══ INFORMATION PROVIDED

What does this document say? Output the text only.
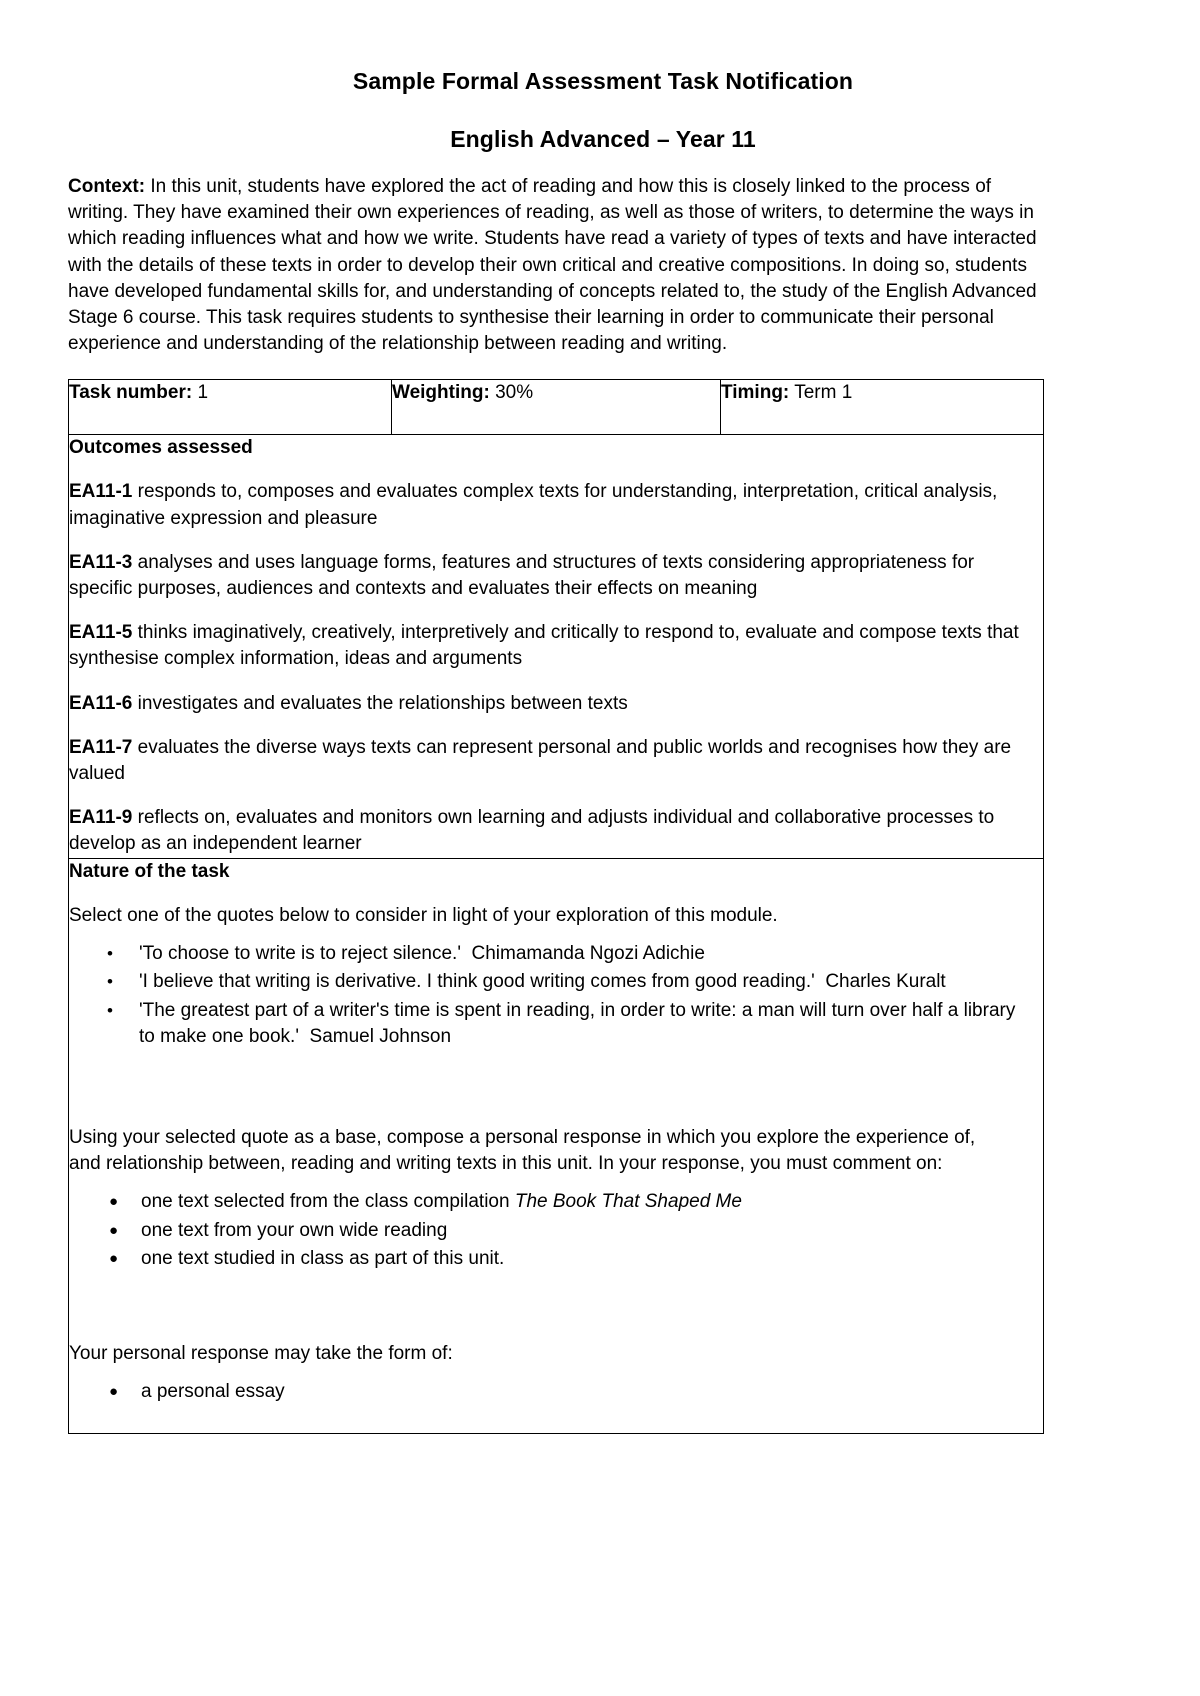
Sample Formal Assessment Task Notification
English Advanced – Year 11

Context: In this unit, students have explored the act of reading and how this is closely linked to the process of writing. They have examined their own experiences of reading, as well as those of writers, to determine the ways in which reading influences what and how we write. Students have read a variety of types of texts and have interacted with the details of these texts in order to develop their own critical and creative compositions. In doing so, students have developed fundamental skills for, and understanding of concepts related to, the study of the English Advanced Stage 6 course. This task requires students to synthesise their learning in order to communicate their personal experience and understanding of the relationship between reading and writing.

Task number: 1	Weighting: 30%	Timing: Term 1

Outcomes assessed

EA11-1 responds to, composes and evaluates complex texts for understanding, interpretation, critical analysis, imaginative expression and pleasure

EA11-3 analyses and uses language forms, features and structures of texts considering appropriateness for specific purposes, audiences and contexts and evaluates their effects on meaning

EA11-5 thinks imaginatively, creatively, interpretively and critically to respond to, evaluate and compose texts that synthesise complex information, ideas and arguments

EA11-6 investigates and evaluates the relationships between texts

EA11-7 evaluates the diverse ways texts can represent personal and public worlds and recognises how they are valued

EA11-9 reflects on, evaluates and monitors own learning and adjusts individual and collaborative processes to develop as an independent learner

Nature of the task

Select one of the quotes below to consider in light of your exploration of this module.

• 'To choose to write is to reject silence.' Chimamanda Ngozi Adichie
• 'I believe that writing is derivative. I think good writing comes from good reading.' Charles Kuralt
• 'The greatest part of a writer's time is spent in reading, in order to write: a man will turn over half a library to make one book.' Samuel Johnson

Using your selected quote as a base, compose a personal response in which you explore the experience of, and relationship between, reading and writing texts in this unit. In your response, you must comment on:

● one text selected from the class compilation The Book That Shaped Me
● one text from your own wide reading
● one text studied in class as part of this unit.

Your personal response may take the form of:

● a personal essay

════

STATED TASK
Retype the whole listing, keeping every line identical and omitting all pictures.

RESPONSE FOR THIS EXERCISE
What does this document say? Output the text only.
Sample Formal Assessment Task Notification
English Advanced – Year 11

Context: In this unit, students have explored the act of reading and how this is closely linked to the process of writing. They have examined their own experiences of reading, as well as those of writers, to determine the ways in which reading influences what and how we write. Students have read a variety of types of texts and have interacted with the details of these texts in order to develop their own critical and creative compositions. In doing so, students have developed fundamental skills for, and understanding of concepts related to, the study of the English Advanced Stage 6 course. This task requires students to synthesise their learning in order to communicate their personal experience and understanding of the relationship between reading and writing.

Task number: 1	Weighting: 30%	Timing: Term 1

Outcomes assessed

EA11-1 responds to, composes and evaluates complex texts for understanding, interpretation, critical analysis, imaginative expression and pleasure

EA11-3 analyses and uses language forms, features and structures of texts considering appropriateness for specific purposes, audiences and contexts and evaluates their effects on meaning

EA11-5 thinks imaginatively, creatively, interpretively and critically to respond to, evaluate and compose texts that synthesise complex information, ideas and arguments

EA11-6 investigates and evaluates the relationships between texts

EA11-7 evaluates the diverse ways texts can represent personal and public worlds and recognises how they are valued

EA11-9 reflects on, evaluates and monitors own learning and adjusts individual and collaborative processes to develop as an independent learner

Nature of the task

Select one of the quotes below to consider in light of your exploration of this module.

• 'To choose to write is to reject silence.' Chimamanda Ngozi Adichie
• 'I believe that writing is derivative. I think good writing comes from good reading.' Charles Kuralt
• 'The greatest part of a writer's time is spent in reading, in order to write: a man will turn over half a library to make one book.' Samuel Johnson

Using your selected quote as a base, compose a personal response in which you explore the experience of, and relationship between, reading and writing texts in this unit. In your response, you must comment on:

● one text selected from the class compilation The Book That Shaped Me
● one text from your own wide reading
● one text studied in class as part of this unit.

Your personal response may take the form of:

● a personal essay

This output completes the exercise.